▶ **Written instruction**: Pictures stay out of the copy; restate everything else in the material exactly.
───── Working data ─────
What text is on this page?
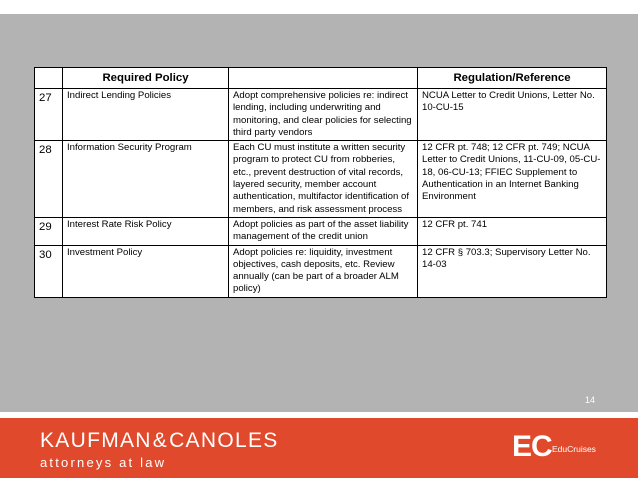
	Required Policy		Regulation/Reference
27	Indirect Lending Policies	Adopt comprehensive policies re: indirect lending, including underwriting and monitoring, and clear policies for selecting third party vendors	NCUA Letter to Credit Unions, Letter No. 10-CU-15
28	Information Security Program	Each CU must institute a written security program to protect CU from robberies, etc., prevent destruction of vital records, layered security, member account authentication, multifactor identification of members, and risk assessment process	12 CFR pt. 748; 12 CFR pt. 749; NCUA Letter to Credit Unions, 11-CU-09, 05-CU-18, 06-CU-13; FFIEC Supplement to Authentication in an Internet Banking Environment
29	Interest Rate Risk Policy	Adopt policies as part of the asset liability management of the credit union	12 CFR pt. 741
30	Investment Policy	Adopt policies re: liquidity, investment objectives, cash deposits, etc. Review annually (can be part of a broader ALM policy)	12 CFR § 703.3; Supervisory Letter No. 14-03
14
KAUFMAN&CANOLES
attorneys at law	EC EduCruises
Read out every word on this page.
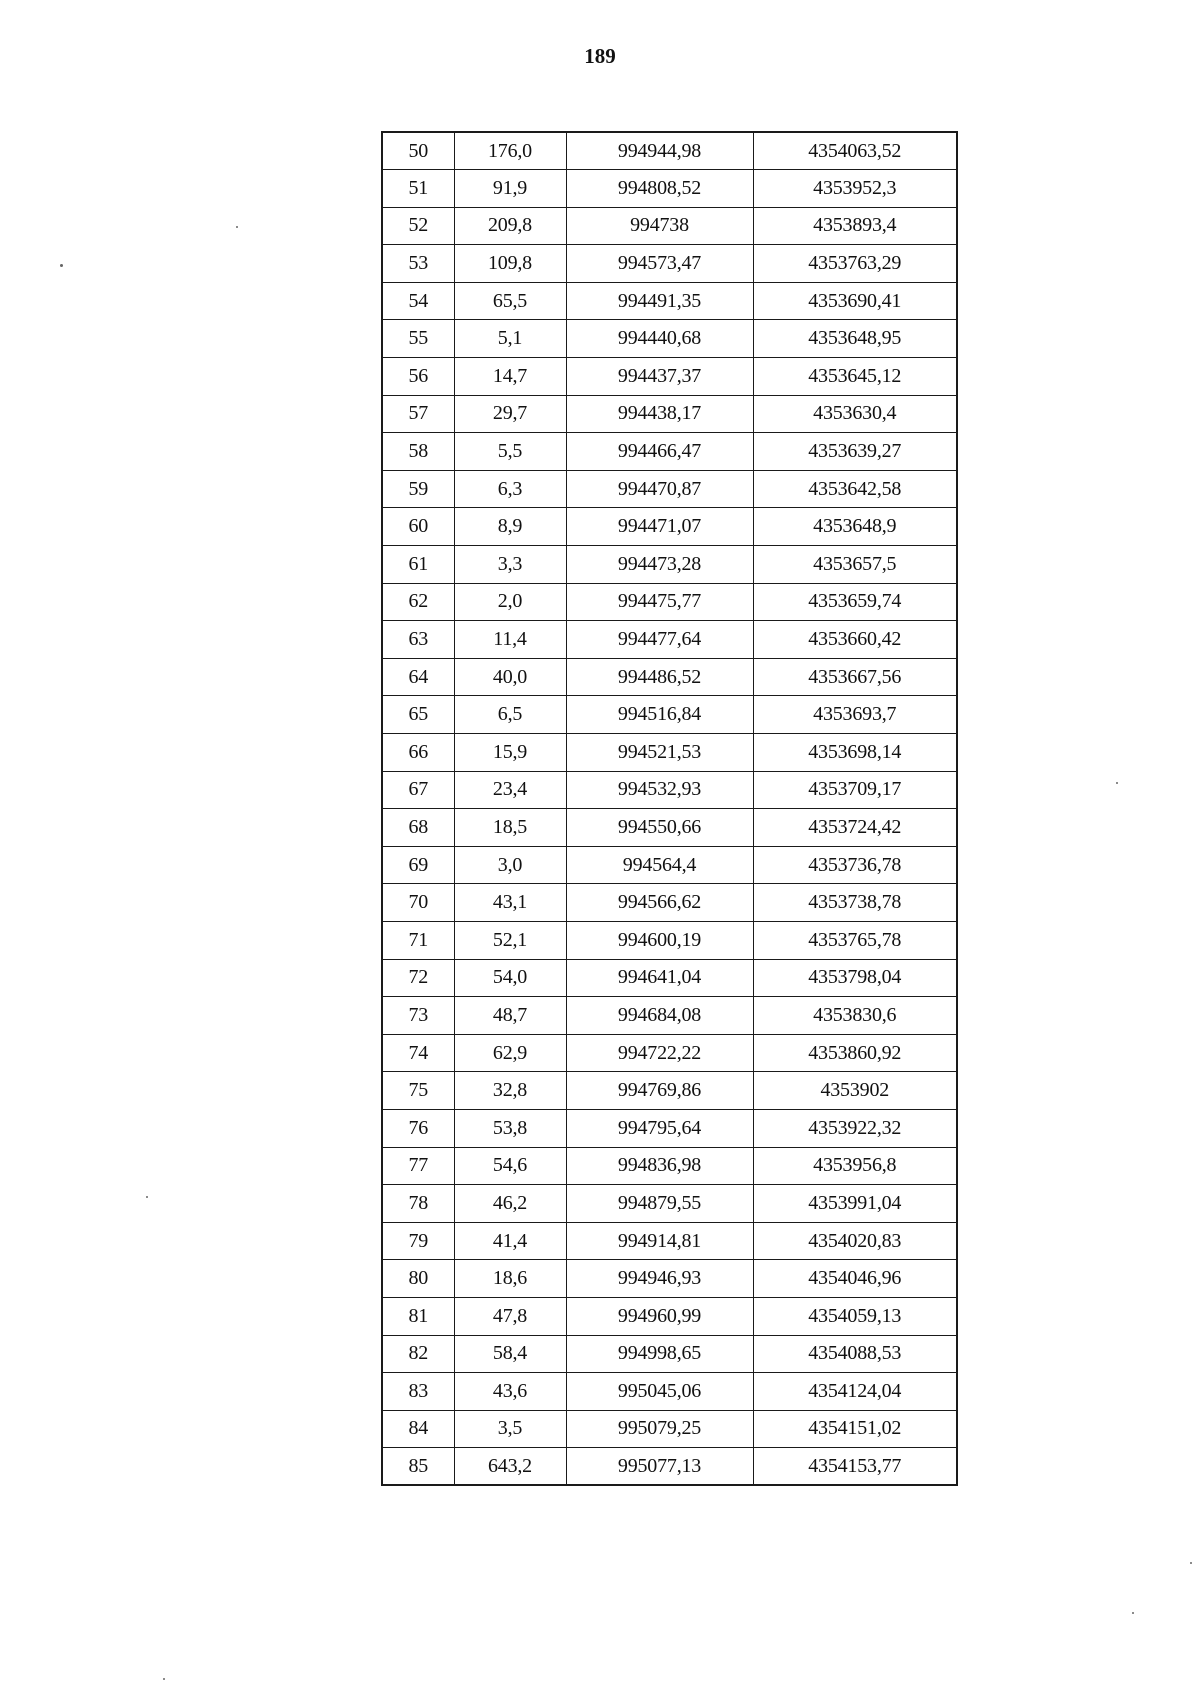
189
50	176,0	994944,98	4354063,52
51	91,9	994808,52	4353952,3
52	209,8	994738	4353893,4
53	109,8	994573,47	4353763,29
54	65,5	994491,35	4353690,41
55	5,1	994440,68	4353648,95
56	14,7	994437,37	4353645,12
57	29,7	994438,17	4353630,4
58	5,5	994466,47	4353639,27
59	6,3	994470,87	4353642,58
60	8,9	994471,07	4353648,9
61	3,3	994473,28	4353657,5
62	2,0	994475,77	4353659,74
63	11,4	994477,64	4353660,42
64	40,0	994486,52	4353667,56
65	6,5	994516,84	4353693,7
66	15,9	994521,53	4353698,14
67	23,4	994532,93	4353709,17
68	18,5	994550,66	4353724,42
69	3,0	994564,4	4353736,78
70	43,1	994566,62	4353738,78
71	52,1	994600,19	4353765,78
72	54,0	994641,04	4353798,04
73	48,7	994684,08	4353830,6
74	62,9	994722,22	4353860,92
75	32,8	994769,86	4353902
76	53,8	994795,64	4353922,32
77	54,6	994836,98	4353956,8
78	46,2	994879,55	4353991,04
79	41,4	994914,81	4354020,83
80	18,6	994946,93	4354046,96
81	47,8	994960,99	4354059,13
82	58,4	994998,65	4354088,53
83	43,6	995045,06	4354124,04
84	3,5	995079,25	4354151,02
85	643,2	995077,13	4354153,77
─────
▶ **Result of this exercise**:
What text is on this page?
	Required Policy		Regulation/Reference
27	Indirect Lending Policies	Adopt comprehensive policies re: indirect lending, including underwriting and monitoring, and clear policies for selecting third party vendors	NCUA Letter to Credit Unions, Letter No. 10-CU-15
28	Information Security Program	Each CU must institute a written security program to protect CU from robberies, etc., prevent destruction of vital records, layered security, member account authentication, multifactor identification of members, and risk assessment process	12 CFR pt. 748; 12 CFR pt. 749; NCUA Letter to Credit Unions, 11-CU-09, 05-CU-18, 06-CU-13; FFIEC Supplement to Authentication in an Internet Banking Environment
29	Interest Rate Risk Policy	Adopt policies as part of the asset liability management of the credit union	12 CFR pt. 741
30	Investment Policy	Adopt policies re: liquidity, investment objectives, cash deposits, etc. Review annually (can be part of a broader ALM policy)	12 CFR § 703.3; Supervisory Letter No. 14-03
14
KAUFMAN&CANOLES
attorneys at law	EC EduCruises
Read out every word on this page.
189
50	176,0	994944,98	4354063,52
51	91,9	994808,52	4353952,3
52	209,8	994738	4353893,4
53	109,8	994573,47	4353763,29
54	65,5	994491,35	4353690,41
55	5,1	994440,68	4353648,95
56	14,7	994437,37	4353645,12
57	29,7	994438,17	4353630,4
58	5,5	994466,47	4353639,27
59	6,3	994470,87	4353642,58
60	8,9	994471,07	4353648,9
61	3,3	994473,28	4353657,5
62	2,0	994475,77	4353659,74
63	11,4	994477,64	4353660,42
64	40,0	994486,52	4353667,56
65	6,5	994516,84	4353693,7
66	15,9	994521,53	4353698,14
67	23,4	994532,93	4353709,17
68	18,5	994550,66	4353724,42
69	3,0	994564,4	4353736,78
70	43,1	994566,62	4353738,78
71	52,1	994600,19	4353765,78
72	54,0	994641,04	4353798,04
73	48,7	994684,08	4353830,6
74	62,9	994722,22	4353860,92
75	32,8	994769,86	4353902
76	53,8	994795,64	4353922,32
77	54,6	994836,98	4353956,8
78	46,2	994879,55	4353991,04
79	41,4	994914,81	4354020,83
80	18,6	994946,93	4354046,96
81	47,8	994960,99	4354059,13
82	58,4	994998,65	4354088,53
83	43,6	995045,06	4354124,04
84	3,5	995079,25	4354151,02
85	643,2	995077,13	4354153,77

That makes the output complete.